**ACCIONES REQUERIDAS**.
a) Enumera los datos que ofrece la cabecera del texto sobre San Juan de Ortega antes de que comience el cuerpo: título, autor, revista, número y año.
b) Continúa el texto sobre San Juan de Ortega a partir de su última oración.

**SELECCIÓN**.
☆ ☆ ☆ ☆ ☆ ☆ ☆

SAN JUAN
DE ORTEGA O EL MILAGRO DE LA LUZ EQUINOCCIAL
JAIME COBREROS
Revista “CIELO Y TIERRA”, nº 5, 1983.
Existen lugares privilegiados en los que
"sopla el espíritu". San Juan de Ortega (Hurgas) es, indudablemente,
uno de ellos. La pequeña aldea está formada por el Santuario y cinco o seis
casas adosadas al mismo. Construido éste en pleno Camino de Santiago y alejado
de la carretera general (a 4 km., en la desviación de Santovenia de Oca) es hoy
un lugar perdido y casi desconocido en el que, sin embargo, sucede dos veces al
año un hecho extraordinario que nos hace sentir por unos instantes el aleteo de
lo Absoluto, descubriéndonos un simbolismo espaciotemporal riquísimo, hoy casi
olvidado pero que el hombre románico no sólo conocía, sino que lo hacía sustento
de su vida espiritual y de sus reflexiones metafísicas.
La luz, la gozosa luz que disipa las tinieblas en
las que nos movemos e ilumina el camino a seguir, es la protagonista de San
Juan de Ortega. En los equinoccios de primavera y de otoño un rayo de sol
poniente ilumina por unos minutos un capitel con la más extraordinaria
Anunciación de todo el arte sagrado occidental. María y el atónito peregrino
son visitados por el Espíritu. Estamos ante uno de esos momentos irrepetibles
que pueden reorientar la vida de un hombre.

☆ ☆ ☆ ☆ ☆ ☆ ☆

**MATERIAL RECOPILADO**.
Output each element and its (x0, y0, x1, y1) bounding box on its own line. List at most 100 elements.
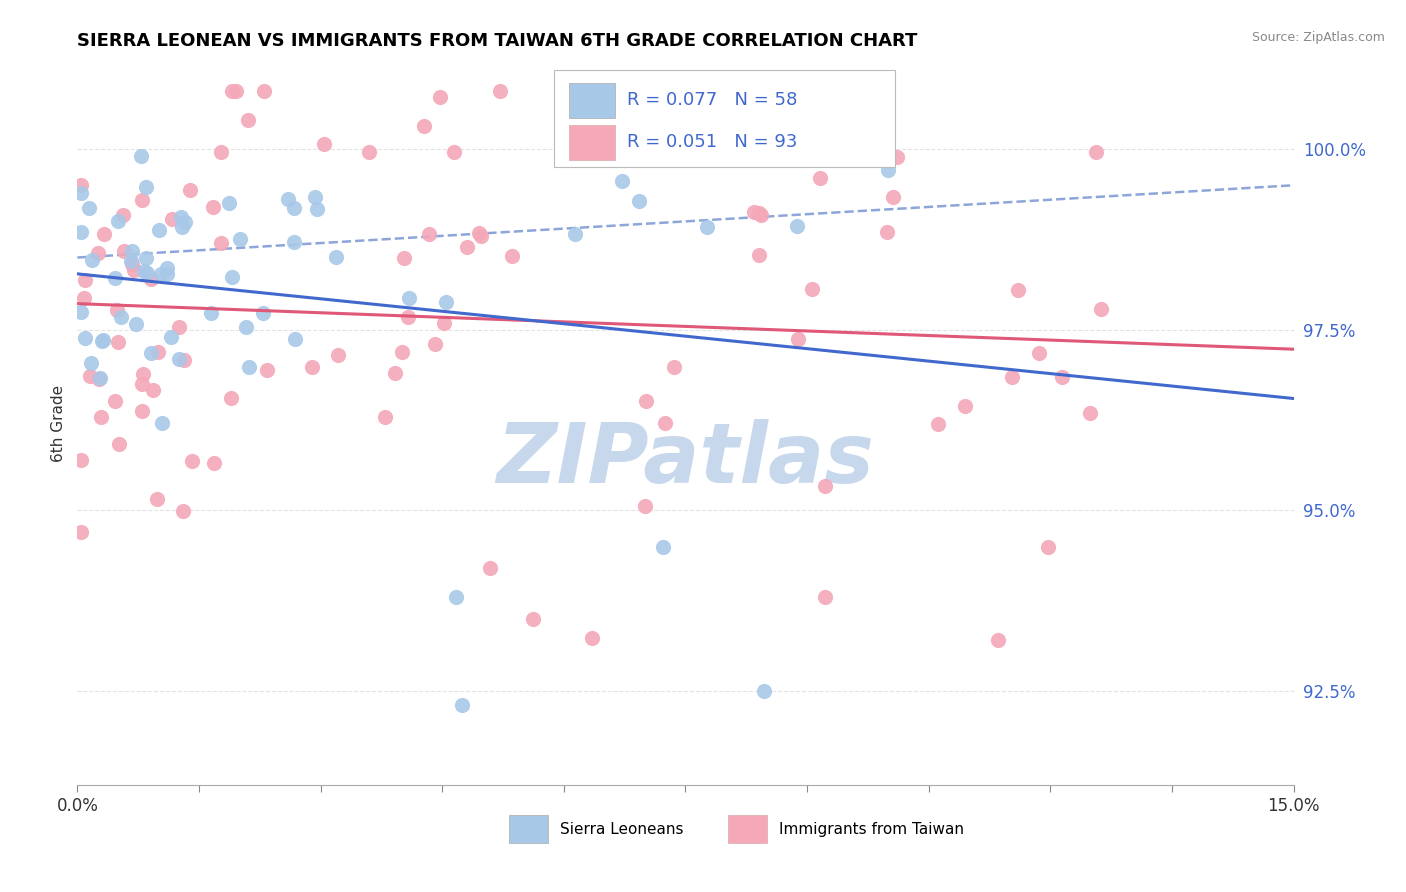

☆ ☆ ☆ ☆ ☆ ☆ ☆

**RESULTADOS ESPERADOS**.
a)
Título: San Juan de Ortega o el milagro de la luz equinoccial
Autor: Jaime Cobreros
Revista: "Cielo y Tierra"
Número: 5
Año: 1983

b)
UN SANTO, MAESTRO CONSTRUCTOR
Juan Velaz fue el fruto tardío y único de un
matrimonio castellano que había perdido toda esperanza de tenerlo. Nace hacia
1.080 en Quintanaortuño. Peregrina muy joven a Compostela y entra en contacto
con Santo Domingo de la Calzada. Se inicia, posiblemente con él, en una
fraternidad de constructores secundando a Santo Domingo en su dedicación de
aliviar el camino de las para entonces riadas de peregrinos que fluían y
refluían por la ruta jacobea. Los puentes de Nájera y de Logroño se debieron a
estos dos pontifices.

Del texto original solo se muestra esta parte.